## BEGIN Task inputs

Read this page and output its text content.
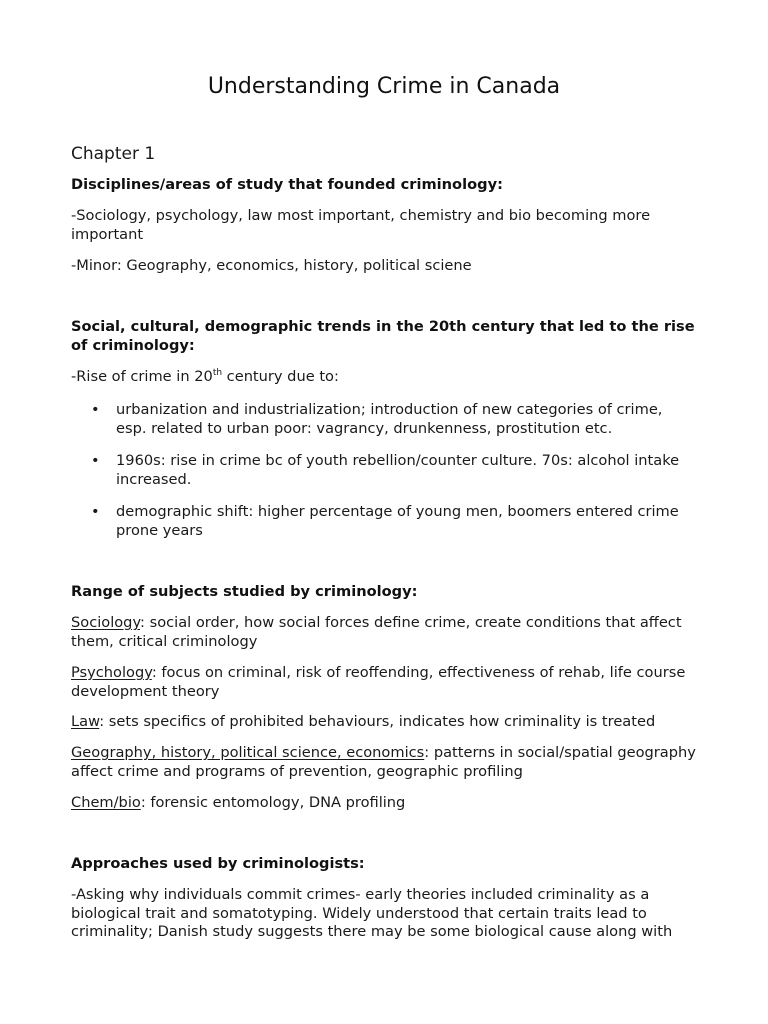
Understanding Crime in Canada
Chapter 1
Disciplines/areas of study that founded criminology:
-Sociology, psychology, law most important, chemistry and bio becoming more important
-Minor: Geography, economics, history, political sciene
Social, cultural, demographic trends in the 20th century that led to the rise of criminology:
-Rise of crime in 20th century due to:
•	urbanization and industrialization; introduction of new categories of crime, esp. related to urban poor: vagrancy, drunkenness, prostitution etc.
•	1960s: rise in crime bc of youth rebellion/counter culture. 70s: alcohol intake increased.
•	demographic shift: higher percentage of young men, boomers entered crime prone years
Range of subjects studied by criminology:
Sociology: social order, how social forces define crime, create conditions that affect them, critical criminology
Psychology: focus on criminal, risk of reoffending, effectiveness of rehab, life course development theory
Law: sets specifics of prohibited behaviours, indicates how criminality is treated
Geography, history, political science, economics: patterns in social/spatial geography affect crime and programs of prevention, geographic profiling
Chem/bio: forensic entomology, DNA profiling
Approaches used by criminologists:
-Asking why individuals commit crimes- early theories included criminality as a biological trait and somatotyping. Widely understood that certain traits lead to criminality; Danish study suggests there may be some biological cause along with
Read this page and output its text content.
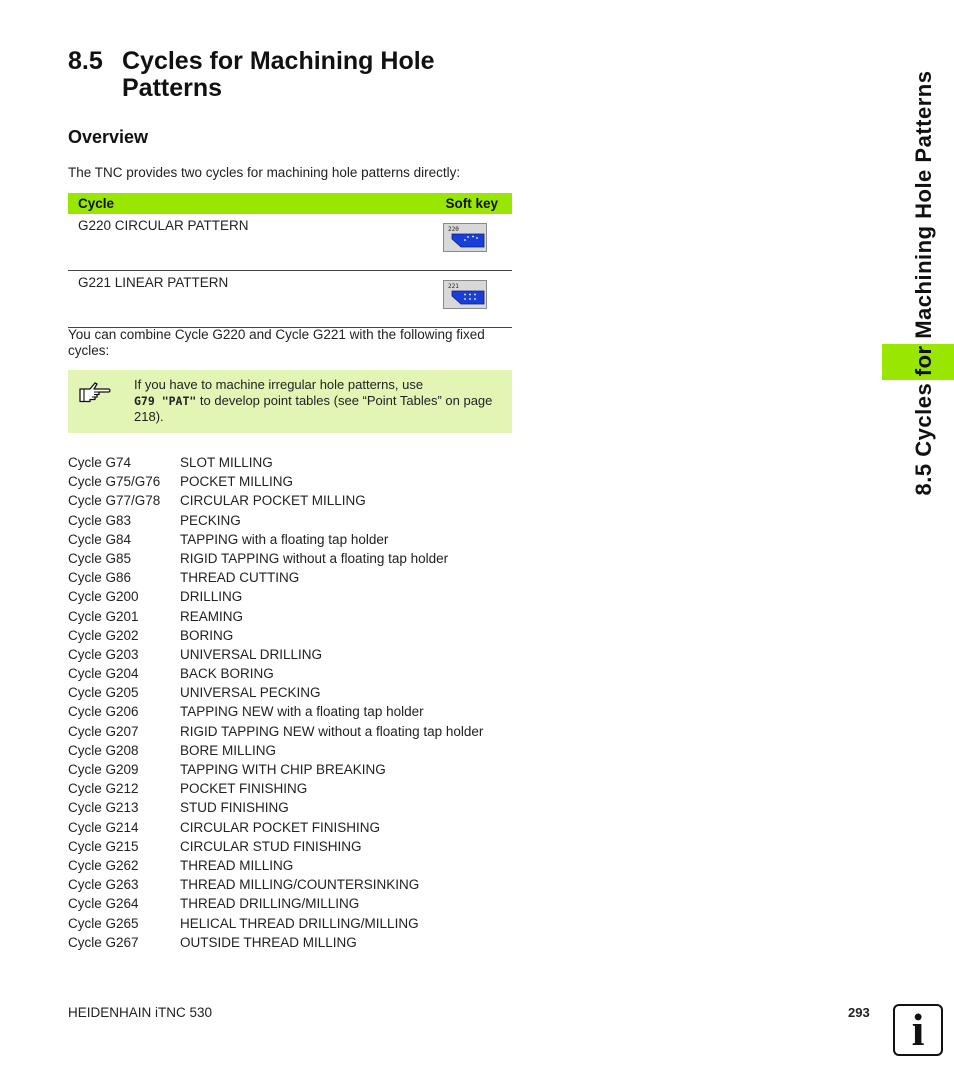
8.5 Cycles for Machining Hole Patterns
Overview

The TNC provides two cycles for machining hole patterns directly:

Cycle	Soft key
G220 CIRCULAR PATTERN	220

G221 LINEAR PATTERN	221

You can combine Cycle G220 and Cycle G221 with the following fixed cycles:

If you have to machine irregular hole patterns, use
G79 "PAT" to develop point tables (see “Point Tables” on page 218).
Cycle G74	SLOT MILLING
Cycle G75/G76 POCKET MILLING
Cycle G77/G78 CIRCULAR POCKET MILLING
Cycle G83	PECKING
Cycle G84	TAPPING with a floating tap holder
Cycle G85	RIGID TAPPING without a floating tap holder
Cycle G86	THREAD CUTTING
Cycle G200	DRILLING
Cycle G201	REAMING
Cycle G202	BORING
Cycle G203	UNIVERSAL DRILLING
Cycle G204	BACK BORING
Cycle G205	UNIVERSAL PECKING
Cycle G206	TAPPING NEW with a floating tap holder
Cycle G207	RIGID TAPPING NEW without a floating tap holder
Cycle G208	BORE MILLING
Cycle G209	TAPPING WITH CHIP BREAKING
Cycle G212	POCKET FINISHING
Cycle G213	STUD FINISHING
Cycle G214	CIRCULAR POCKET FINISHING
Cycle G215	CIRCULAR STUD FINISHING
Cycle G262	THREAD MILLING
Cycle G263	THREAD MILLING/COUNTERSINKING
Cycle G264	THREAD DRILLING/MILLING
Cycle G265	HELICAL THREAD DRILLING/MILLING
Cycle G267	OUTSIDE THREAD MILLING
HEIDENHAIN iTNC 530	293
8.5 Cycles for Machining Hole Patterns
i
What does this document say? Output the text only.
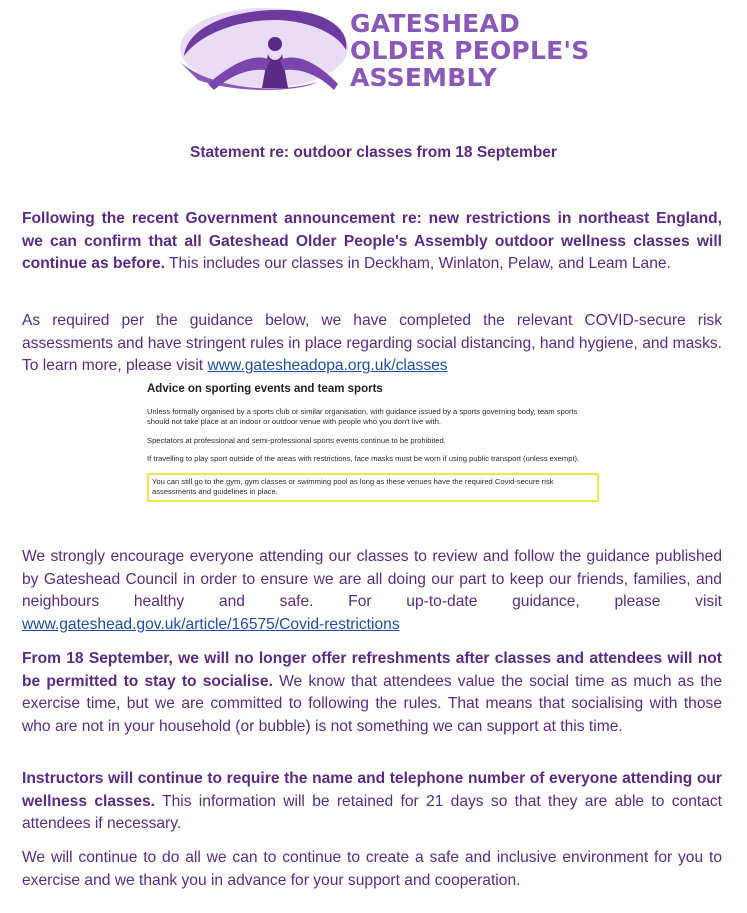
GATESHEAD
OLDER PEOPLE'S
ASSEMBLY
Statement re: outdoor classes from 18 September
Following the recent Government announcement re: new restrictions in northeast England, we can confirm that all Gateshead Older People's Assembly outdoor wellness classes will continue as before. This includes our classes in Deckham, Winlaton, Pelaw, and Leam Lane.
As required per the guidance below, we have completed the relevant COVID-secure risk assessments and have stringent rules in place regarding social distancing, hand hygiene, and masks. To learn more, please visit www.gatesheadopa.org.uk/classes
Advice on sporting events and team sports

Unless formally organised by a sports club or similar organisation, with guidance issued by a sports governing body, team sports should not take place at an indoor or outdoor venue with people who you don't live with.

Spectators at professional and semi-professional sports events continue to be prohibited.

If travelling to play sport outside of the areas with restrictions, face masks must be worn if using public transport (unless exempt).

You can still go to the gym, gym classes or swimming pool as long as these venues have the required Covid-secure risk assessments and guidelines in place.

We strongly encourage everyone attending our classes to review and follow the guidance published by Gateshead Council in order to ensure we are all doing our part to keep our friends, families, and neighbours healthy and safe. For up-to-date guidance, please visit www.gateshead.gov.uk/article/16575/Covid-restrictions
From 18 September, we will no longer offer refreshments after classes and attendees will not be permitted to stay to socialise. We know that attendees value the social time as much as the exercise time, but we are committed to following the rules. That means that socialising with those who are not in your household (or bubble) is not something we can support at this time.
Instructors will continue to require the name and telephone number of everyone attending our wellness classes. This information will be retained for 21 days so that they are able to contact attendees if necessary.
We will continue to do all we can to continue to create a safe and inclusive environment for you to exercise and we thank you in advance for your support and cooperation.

## END Task inputs

Omit every picture, and otherwise quote the entries exactly.

Read this page and output its text content.
Understanding Crime in Canada
Chapter 1
Disciplines/areas of study that founded criminology:
-Sociology, psychology, law most important, chemistry and bio becoming more important
-Minor: Geography, economics, history, political sciene
Social, cultural, demographic trends in the 20th century that led to the rise of criminology:
-Rise of crime in 20th century due to:
•	urbanization and industrialization; introduction of new categories of crime, esp. related to urban poor: vagrancy, drunkenness, prostitution etc.
•	1960s: rise in crime bc of youth rebellion/counter culture. 70s: alcohol intake increased.
•	demographic shift: higher percentage of young men, boomers entered crime prone years
Range of subjects studied by criminology:
Sociology: social order, how social forces define crime, create conditions that affect them, critical criminology
Psychology: focus on criminal, risk of reoffending, effectiveness of rehab, life course development theory
Law: sets specifics of prohibited behaviours, indicates how criminality is treated
Geography, history, political science, economics: patterns in social/spatial geography affect crime and programs of prevention, geographic profiling
Chem/bio: forensic entomology, DNA profiling
Approaches used by criminologists:
-Asking why individuals commit crimes- early theories included criminality as a biological trait and somatotyping. Widely understood that certain traits lead to criminality; Danish study suggests there may be some biological cause along with
Read this page and output its text content.
8.5 Cycles for Machining Hole Patterns
Overview

The TNC provides two cycles for machining hole patterns directly:

Cycle	Soft key
G220 CIRCULAR PATTERN	220

G221 LINEAR PATTERN	221

You can combine Cycle G220 and Cycle G221 with the following fixed cycles:

If you have to machine irregular hole patterns, use
G79 "PAT" to develop point tables (see “Point Tables” on page 218).
Cycle G74	SLOT MILLING
Cycle G75/G76 POCKET MILLING
Cycle G77/G78 CIRCULAR POCKET MILLING
Cycle G83	PECKING
Cycle G84	TAPPING with a floating tap holder
Cycle G85	RIGID TAPPING without a floating tap holder
Cycle G86	THREAD CUTTING
Cycle G200	DRILLING
Cycle G201	REAMING
Cycle G202	BORING
Cycle G203	UNIVERSAL DRILLING
Cycle G204	BACK BORING
Cycle G205	UNIVERSAL PECKING
Cycle G206	TAPPING NEW with a floating tap holder
Cycle G207	RIGID TAPPING NEW without a floating tap holder
Cycle G208	BORE MILLING
Cycle G209	TAPPING WITH CHIP BREAKING
Cycle G212	POCKET FINISHING
Cycle G213	STUD FINISHING
Cycle G214	CIRCULAR POCKET FINISHING
Cycle G215	CIRCULAR STUD FINISHING
Cycle G262	THREAD MILLING
Cycle G263	THREAD MILLING/COUNTERSINKING
Cycle G264	THREAD DRILLING/MILLING
Cycle G265	HELICAL THREAD DRILLING/MILLING
Cycle G267	OUTSIDE THREAD MILLING
HEIDENHAIN iTNC 530	293
8.5 Cycles for Machining Hole Patterns
i
What does this document say? Output the text only.
GATESHEAD
OLDER PEOPLE'S
ASSEMBLY
Statement re: outdoor classes from 18 September
Following the recent Government announcement re: new restrictions in northeast England, we can confirm that all Gateshead Older People's Assembly outdoor wellness classes will continue as before. This includes our classes in Deckham, Winlaton, Pelaw, and Leam Lane.
As required per the guidance below, we have completed the relevant COVID-secure risk assessments and have stringent rules in place regarding social distancing, hand hygiene, and masks. To learn more, please visit www.gatesheadopa.org.uk/classes
Advice on sporting events and team sports

Unless formally organised by a sports club or similar organisation, with guidance issued by a sports governing body, team sports should not take place at an indoor or outdoor venue with people who you don't live with.

Spectators at professional and semi-professional sports events continue to be prohibited.

If travelling to play sport outside of the areas with restrictions, face masks must be worn if using public transport (unless exempt).

You can still go to the gym, gym classes or swimming pool as long as these venues have the required Covid-secure risk assessments and guidelines in place.

We strongly encourage everyone attending our classes to review and follow the guidance published by Gateshead Council in order to ensure we are all doing our part to keep our friends, families, and neighbours healthy and safe. For up-to-date guidance, please visit www.gateshead.gov.uk/article/16575/Covid-restrictions
From 18 September, we will no longer offer refreshments after classes and attendees will not be permitted to stay to socialise. We know that attendees value the social time as much as the exercise time, but we are committed to following the rules. That means that socialising with those who are not in your household (or bubble) is not something we can support at this time.
Instructors will continue to require the name and telephone number of everyone attending our wellness classes. This information will be retained for 21 days so that they are able to contact attendees if necessary.
We will continue to do all we can to continue to create a safe and inclusive environment for you to exercise and we thank you in advance for your support and cooperation.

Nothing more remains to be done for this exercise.